##### Records for the exercise #####

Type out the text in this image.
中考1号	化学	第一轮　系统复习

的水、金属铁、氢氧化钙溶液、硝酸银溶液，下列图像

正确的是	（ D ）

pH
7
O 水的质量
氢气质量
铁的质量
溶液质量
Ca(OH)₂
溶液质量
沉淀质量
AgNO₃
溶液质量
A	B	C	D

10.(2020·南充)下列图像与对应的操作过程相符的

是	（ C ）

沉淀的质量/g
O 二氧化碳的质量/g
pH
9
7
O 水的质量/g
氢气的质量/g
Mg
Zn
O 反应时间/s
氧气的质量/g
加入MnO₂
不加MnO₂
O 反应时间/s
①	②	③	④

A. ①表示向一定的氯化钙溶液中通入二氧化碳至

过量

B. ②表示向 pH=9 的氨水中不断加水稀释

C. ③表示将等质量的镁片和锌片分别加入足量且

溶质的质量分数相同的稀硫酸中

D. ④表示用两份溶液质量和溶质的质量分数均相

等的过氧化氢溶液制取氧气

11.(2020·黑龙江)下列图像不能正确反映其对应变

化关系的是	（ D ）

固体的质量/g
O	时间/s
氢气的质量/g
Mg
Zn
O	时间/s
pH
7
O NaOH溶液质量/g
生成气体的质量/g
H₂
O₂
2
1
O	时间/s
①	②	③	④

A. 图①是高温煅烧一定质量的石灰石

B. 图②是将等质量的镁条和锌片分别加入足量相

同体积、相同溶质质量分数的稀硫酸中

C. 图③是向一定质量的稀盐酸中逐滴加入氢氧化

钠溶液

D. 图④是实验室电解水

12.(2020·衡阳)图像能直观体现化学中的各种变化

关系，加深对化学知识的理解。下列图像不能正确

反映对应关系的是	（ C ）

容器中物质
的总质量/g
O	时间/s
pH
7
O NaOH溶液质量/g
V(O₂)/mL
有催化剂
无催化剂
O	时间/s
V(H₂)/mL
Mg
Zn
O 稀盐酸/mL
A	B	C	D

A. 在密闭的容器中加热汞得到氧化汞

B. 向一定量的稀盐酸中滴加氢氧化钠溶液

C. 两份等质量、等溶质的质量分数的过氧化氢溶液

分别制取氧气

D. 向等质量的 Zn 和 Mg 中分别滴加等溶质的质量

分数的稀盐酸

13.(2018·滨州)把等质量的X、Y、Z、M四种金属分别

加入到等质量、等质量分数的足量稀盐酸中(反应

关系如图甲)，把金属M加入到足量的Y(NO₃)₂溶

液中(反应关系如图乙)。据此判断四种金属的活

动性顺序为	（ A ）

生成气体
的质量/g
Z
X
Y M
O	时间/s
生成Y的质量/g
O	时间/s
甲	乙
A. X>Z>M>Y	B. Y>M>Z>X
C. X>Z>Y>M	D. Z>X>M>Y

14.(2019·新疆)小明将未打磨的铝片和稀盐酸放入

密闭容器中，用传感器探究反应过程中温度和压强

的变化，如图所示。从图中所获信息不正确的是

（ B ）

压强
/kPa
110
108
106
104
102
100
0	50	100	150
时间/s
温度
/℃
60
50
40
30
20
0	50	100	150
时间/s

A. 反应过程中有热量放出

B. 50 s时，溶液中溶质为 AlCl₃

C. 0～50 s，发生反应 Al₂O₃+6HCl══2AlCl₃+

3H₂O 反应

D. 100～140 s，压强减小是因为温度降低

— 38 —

#####

## To do
Output an exact copy of each record.

## Exercise response
Type out the text in this image.
中考1号	化学	第一轮　系统复习

的水、金属铁、氢氧化钙溶液、硝酸银溶液，下列图像

正确的是	（ D ）

pH
7
O 水的质量
氢气质量
铁的质量
溶液质量
Ca(OH)₂
溶液质量
沉淀质量
AgNO₃
溶液质量
A	B	C	D

10.(2020·南充)下列图像与对应的操作过程相符的

是	（ C ）

沉淀的质量/g
O 二氧化碳的质量/g
pH
9
7
O 水的质量/g
氢气的质量/g
Mg
Zn
O 反应时间/s
氧气的质量/g
加入MnO₂
不加MnO₂
O 反应时间/s
①	②	③	④

A. ①表示向一定的氯化钙溶液中通入二氧化碳至

过量

B. ②表示向 pH=9 的氨水中不断加水稀释

C. ③表示将等质量的镁片和锌片分别加入足量且

溶质的质量分数相同的稀硫酸中

D. ④表示用两份溶液质量和溶质的质量分数均相

等的过氧化氢溶液制取氧气

11.(2020·黑龙江)下列图像不能正确反映其对应变

化关系的是	（ D ）

固体的质量/g
O	时间/s
氢气的质量/g
Mg
Zn
O	时间/s
pH
7
O NaOH溶液质量/g
生成气体的质量/g
H₂
O₂
2
1
O	时间/s
①	②	③	④

A. 图①是高温煅烧一定质量的石灰石

B. 图②是将等质量的镁条和锌片分别加入足量相

同体积、相同溶质质量分数的稀硫酸中

C. 图③是向一定质量的稀盐酸中逐滴加入氢氧化

钠溶液

D. 图④是实验室电解水

12.(2020·衡阳)图像能直观体现化学中的各种变化

关系，加深对化学知识的理解。下列图像不能正确

反映对应关系的是	（ C ）

容器中物质
的总质量/g
O	时间/s
pH
7
O NaOH溶液质量/g
V(O₂)/mL
有催化剂
无催化剂
O	时间/s
V(H₂)/mL
Mg
Zn
O 稀盐酸/mL
A	B	C	D

A. 在密闭的容器中加热汞得到氧化汞

B. 向一定量的稀盐酸中滴加氢氧化钠溶液

C. 两份等质量、等溶质的质量分数的过氧化氢溶液

分别制取氧气

D. 向等质量的 Zn 和 Mg 中分别滴加等溶质的质量

分数的稀盐酸

13.(2018·滨州)把等质量的X、Y、Z、M四种金属分别

加入到等质量、等质量分数的足量稀盐酸中(反应

关系如图甲)，把金属M加入到足量的Y(NO₃)₂溶

液中(反应关系如图乙)。据此判断四种金属的活

动性顺序为	（ A ）

生成气体
的质量/g
Z
X
Y M
O	时间/s
生成Y的质量/g
O	时间/s
甲	乙
A. X>Z>M>Y	B. Y>M>Z>X
C. X>Z>Y>M	D. Z>X>M>Y

14.(2019·新疆)小明将未打磨的铝片和稀盐酸放入

密闭容器中，用传感器探究反应过程中温度和压强

的变化，如图所示。从图中所获信息不正确的是

（ B ）

压强
/kPa
110
108
106
104
102
100
0	50	100	150
时间/s
温度
/℃
60
50
40
30
20
0	50	100	150
时间/s

A. 反应过程中有热量放出

B. 50 s时，溶液中溶质为 AlCl₃

C. 0～50 s，发生反应 Al₂O₃+6HCl══2AlCl₃+

3H₂O 反应

D. 100～140 s，压强减小是因为温度降低

— 38 —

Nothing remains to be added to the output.